#### [Stated goal]
Can you write out all of the material below, word for word?
++++ Records for this task ++++
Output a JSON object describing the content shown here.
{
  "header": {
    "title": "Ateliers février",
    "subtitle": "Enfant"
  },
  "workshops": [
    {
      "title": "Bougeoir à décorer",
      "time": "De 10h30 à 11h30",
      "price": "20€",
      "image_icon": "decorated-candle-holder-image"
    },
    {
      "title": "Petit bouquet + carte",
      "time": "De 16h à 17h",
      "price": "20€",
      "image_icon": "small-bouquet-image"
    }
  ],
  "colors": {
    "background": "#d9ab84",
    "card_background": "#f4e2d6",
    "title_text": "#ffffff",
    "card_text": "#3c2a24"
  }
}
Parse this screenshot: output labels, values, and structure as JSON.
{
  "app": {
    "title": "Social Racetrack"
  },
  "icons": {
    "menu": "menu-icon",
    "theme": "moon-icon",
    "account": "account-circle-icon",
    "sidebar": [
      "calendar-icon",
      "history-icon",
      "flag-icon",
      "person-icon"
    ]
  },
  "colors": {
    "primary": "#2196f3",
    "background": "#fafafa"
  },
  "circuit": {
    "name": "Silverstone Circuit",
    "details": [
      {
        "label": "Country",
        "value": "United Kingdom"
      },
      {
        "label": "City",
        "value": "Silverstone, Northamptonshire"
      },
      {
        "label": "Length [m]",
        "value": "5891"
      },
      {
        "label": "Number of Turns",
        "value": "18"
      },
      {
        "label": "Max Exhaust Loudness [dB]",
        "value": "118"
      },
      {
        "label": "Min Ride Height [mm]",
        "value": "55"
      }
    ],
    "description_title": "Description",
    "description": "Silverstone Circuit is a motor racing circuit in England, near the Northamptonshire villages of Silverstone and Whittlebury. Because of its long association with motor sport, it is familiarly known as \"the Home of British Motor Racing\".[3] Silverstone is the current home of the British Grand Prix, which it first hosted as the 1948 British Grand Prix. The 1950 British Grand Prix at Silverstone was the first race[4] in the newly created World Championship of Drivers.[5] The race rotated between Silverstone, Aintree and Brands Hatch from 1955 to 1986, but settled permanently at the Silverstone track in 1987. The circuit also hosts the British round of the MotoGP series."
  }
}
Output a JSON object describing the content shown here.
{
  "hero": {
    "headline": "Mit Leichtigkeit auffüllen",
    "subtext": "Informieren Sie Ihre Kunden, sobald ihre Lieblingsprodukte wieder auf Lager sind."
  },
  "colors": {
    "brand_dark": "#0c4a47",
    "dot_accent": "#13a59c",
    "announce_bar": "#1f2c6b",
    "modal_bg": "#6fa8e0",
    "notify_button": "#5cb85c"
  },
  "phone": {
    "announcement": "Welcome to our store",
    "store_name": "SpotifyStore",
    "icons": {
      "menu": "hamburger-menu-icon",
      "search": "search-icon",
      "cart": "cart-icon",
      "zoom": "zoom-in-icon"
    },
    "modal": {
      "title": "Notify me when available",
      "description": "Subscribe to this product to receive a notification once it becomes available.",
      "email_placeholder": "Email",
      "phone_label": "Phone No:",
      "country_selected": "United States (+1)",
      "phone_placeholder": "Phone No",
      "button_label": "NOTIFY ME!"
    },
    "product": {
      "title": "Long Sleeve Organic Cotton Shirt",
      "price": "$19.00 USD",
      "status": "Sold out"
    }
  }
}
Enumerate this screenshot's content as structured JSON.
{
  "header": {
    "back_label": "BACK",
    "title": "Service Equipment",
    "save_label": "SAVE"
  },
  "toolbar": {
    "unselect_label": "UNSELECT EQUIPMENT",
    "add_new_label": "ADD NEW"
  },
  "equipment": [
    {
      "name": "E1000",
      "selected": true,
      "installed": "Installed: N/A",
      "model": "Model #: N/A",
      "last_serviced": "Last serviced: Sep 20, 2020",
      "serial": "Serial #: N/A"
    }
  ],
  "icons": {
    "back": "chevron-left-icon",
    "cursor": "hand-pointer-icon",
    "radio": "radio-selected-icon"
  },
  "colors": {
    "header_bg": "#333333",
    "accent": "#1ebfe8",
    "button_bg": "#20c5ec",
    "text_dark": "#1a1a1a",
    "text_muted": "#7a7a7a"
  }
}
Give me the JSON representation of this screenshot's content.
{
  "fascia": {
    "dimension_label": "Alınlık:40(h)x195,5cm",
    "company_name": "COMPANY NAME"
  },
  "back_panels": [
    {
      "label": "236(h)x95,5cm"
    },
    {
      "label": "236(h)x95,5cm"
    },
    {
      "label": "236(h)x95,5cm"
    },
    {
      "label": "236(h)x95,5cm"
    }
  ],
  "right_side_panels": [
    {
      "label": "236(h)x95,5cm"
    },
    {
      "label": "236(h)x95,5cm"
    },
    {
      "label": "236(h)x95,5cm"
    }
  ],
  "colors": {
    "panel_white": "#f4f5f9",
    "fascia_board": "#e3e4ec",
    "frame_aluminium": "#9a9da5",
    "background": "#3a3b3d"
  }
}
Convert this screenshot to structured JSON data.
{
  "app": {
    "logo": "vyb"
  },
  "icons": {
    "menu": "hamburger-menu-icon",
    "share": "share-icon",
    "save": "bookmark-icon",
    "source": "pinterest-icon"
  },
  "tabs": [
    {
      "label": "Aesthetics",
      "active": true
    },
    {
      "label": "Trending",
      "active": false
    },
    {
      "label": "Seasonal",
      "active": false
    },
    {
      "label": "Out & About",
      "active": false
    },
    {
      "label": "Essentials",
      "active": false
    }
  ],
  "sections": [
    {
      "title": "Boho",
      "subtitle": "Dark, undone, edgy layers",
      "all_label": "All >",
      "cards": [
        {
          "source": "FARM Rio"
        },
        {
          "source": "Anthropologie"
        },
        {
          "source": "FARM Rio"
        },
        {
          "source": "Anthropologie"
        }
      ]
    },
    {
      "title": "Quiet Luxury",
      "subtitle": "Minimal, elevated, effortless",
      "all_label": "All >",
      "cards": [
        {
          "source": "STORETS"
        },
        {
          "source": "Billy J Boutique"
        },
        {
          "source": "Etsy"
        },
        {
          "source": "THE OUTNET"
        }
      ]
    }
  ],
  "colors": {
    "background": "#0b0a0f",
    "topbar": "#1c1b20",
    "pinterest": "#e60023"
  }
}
++++
#### [Reply to the exercise]
Output a JSON object describing the content shown here.
{
  "header": {
    "title": "Ateliers février",
    "subtitle": "Enfant"
  },
  "workshops": [
    {
      "title": "Bougeoir à décorer",
      "time": "De 10h30 à 11h30",
      "price": "20€",
      "image_icon": "decorated-candle-holder-image"
    },
    {
      "title": "Petit bouquet + carte",
      "time": "De 16h à 17h",
      "price": "20€",
      "image_icon": "small-bouquet-image"
    }
  ],
  "colors": {
    "background": "#d9ab84",
    "card_background": "#f4e2d6",
    "title_text": "#ffffff",
    "card_text": "#3c2a24"
  }
}
Parse this screenshot: output labels, values, and structure as JSON.
{
  "app": {
    "title": "Social Racetrack"
  },
  "icons": {
    "menu": "menu-icon",
    "theme": "moon-icon",
    "account": "account-circle-icon",
    "sidebar": [
      "calendar-icon",
      "history-icon",
      "flag-icon",
      "person-icon"
    ]
  },
  "colors": {
    "primary": "#2196f3",
    "background": "#fafafa"
  },
  "circuit": {
    "name": "Silverstone Circuit",
    "details": [
      {
        "label": "Country",
        "value": "United Kingdom"
      },
      {
        "label": "City",
        "value": "Silverstone, Northamptonshire"
      },
      {
        "label": "Length [m]",
        "value": "5891"
      },
      {
        "label": "Number of Turns",
        "value": "18"
      },
      {
        "label": "Max Exhaust Loudness [dB]",
        "value": "118"
      },
      {
        "label": "Min Ride Height [mm]",
        "value": "55"
      }
    ],
    "description_title": "Description",
    "description": "Silverstone Circuit is a motor racing circuit in England, near the Northamptonshire villages of Silverstone and Whittlebury. Because of its long association with motor sport, it is familiarly known as \"the Home of British Motor Racing\".[3] Silverstone is the current home of the British Grand Prix, which it first hosted as the 1948 British Grand Prix. The 1950 British Grand Prix at Silverstone was the first race[4] in the newly created World Championship of Drivers.[5] The race rotated between Silverstone, Aintree and Brands Hatch from 1955 to 1986, but settled permanently at the Silverstone track in 1987. The circuit also hosts the British round of the MotoGP series."
  }
}
Output a JSON object describing the content shown here.
{
  "hero": {
    "headline": "Mit Leichtigkeit auffüllen",
    "subtext": "Informieren Sie Ihre Kunden, sobald ihre Lieblingsprodukte wieder auf Lager sind."
  },
  "colors": {
    "brand_dark": "#0c4a47",
    "dot_accent": "#13a59c",
    "announce_bar": "#1f2c6b",
    "modal_bg": "#6fa8e0",
    "notify_button": "#5cb85c"
  },
  "phone": {
    "announcement": "Welcome to our store",
    "store_name": "SpotifyStore",
    "icons": {
      "menu": "hamburger-menu-icon",
      "search": "search-icon",
      "cart": "cart-icon",
      "zoom": "zoom-in-icon"
    },
    "modal": {
      "title": "Notify me when available",
      "description": "Subscribe to this product to receive a notification once it becomes available.",
      "email_placeholder": "Email",
      "phone_label": "Phone No:",
      "country_selected": "United States (+1)",
      "phone_placeholder": "Phone No",
      "button_label": "NOTIFY ME!"
    },
    "product": {
      "title": "Long Sleeve Organic Cotton Shirt",
      "price": "$19.00 USD",
      "status": "Sold out"
    }
  }
}
Enumerate this screenshot's content as structured JSON.
{
  "header": {
    "back_label": "BACK",
    "title": "Service Equipment",
    "save_label": "SAVE"
  },
  "toolbar": {
    "unselect_label": "UNSELECT EQUIPMENT",
    "add_new_label": "ADD NEW"
  },
  "equipment": [
    {
      "name": "E1000",
      "selected": true,
      "installed": "Installed: N/A",
      "model": "Model #: N/A",
      "last_serviced": "Last serviced: Sep 20, 2020",
      "serial": "Serial #: N/A"
    }
  ],
  "icons": {
    "back": "chevron-left-icon",
    "cursor": "hand-pointer-icon",
    "radio": "radio-selected-icon"
  },
  "colors": {
    "header_bg": "#333333",
    "accent": "#1ebfe8",
    "button_bg": "#20c5ec",
    "text_dark": "#1a1a1a",
    "text_muted": "#7a7a7a"
  }
}
Give me the JSON representation of this screenshot's content.
{
  "fascia": {
    "dimension_label": "Alınlık:40(h)x195,5cm",
    "company_name": "COMPANY NAME"
  },
  "back_panels": [
    {
      "label": "236(h)x95,5cm"
    },
    {
      "label": "236(h)x95,5cm"
    },
    {
      "label": "236(h)x95,5cm"
    },
    {
      "label": "236(h)x95,5cm"
    }
  ],
  "right_side_panels": [
    {
      "label": "236(h)x95,5cm"
    },
    {
      "label": "236(h)x95,5cm"
    },
    {
      "label": "236(h)x95,5cm"
    }
  ],
  "colors": {
    "panel_white": "#f4f5f9",
    "fascia_board": "#e3e4ec",
    "frame_aluminium": "#9a9da5",
    "background": "#3a3b3d"
  }
}
Convert this screenshot to structured JSON data.
{
  "app": {
    "logo": "vyb"
  },
  "icons": {
    "menu": "hamburger-menu-icon",
    "share": "share-icon",
    "save": "bookmark-icon",
    "source": "pinterest-icon"
  },
  "tabs": [
    {
      "label": "Aesthetics",
      "active": true
    },
    {
      "label": "Trending",
      "active": false
    },
    {
      "label": "Seasonal",
      "active": false
    },
    {
      "label": "Out & About",
      "active": false
    },
    {
      "label": "Essentials",
      "active": false
    }
  ],
  "sections": [
    {
      "title": "Boho",
      "subtitle": "Dark, undone, edgy layers",
      "all_label": "All >",
      "cards": [
        {
          "source": "FARM Rio"
        },
        {
          "source": "Anthropologie"
        },
        {
          "source": "FARM Rio"
        },
        {
          "source": "Anthropologie"
        }
      ]
    },
    {
      "title": "Quiet Luxury",
      "subtitle": "Minimal, elevated, effortless",
      "all_label": "All >",
      "cards": [
        {
          "source": "STORETS"
        },
        {
          "source": "Billy J Boutique"
        },
        {
          "source": "Etsy"
        },
        {
          "source": "THE OUTNET"
        }
      ]
    }
  ],
  "colors": {
    "background": "#0b0a0f",
    "topbar": "#1c1b20",
    "pinterest": "#e60023"
  }
}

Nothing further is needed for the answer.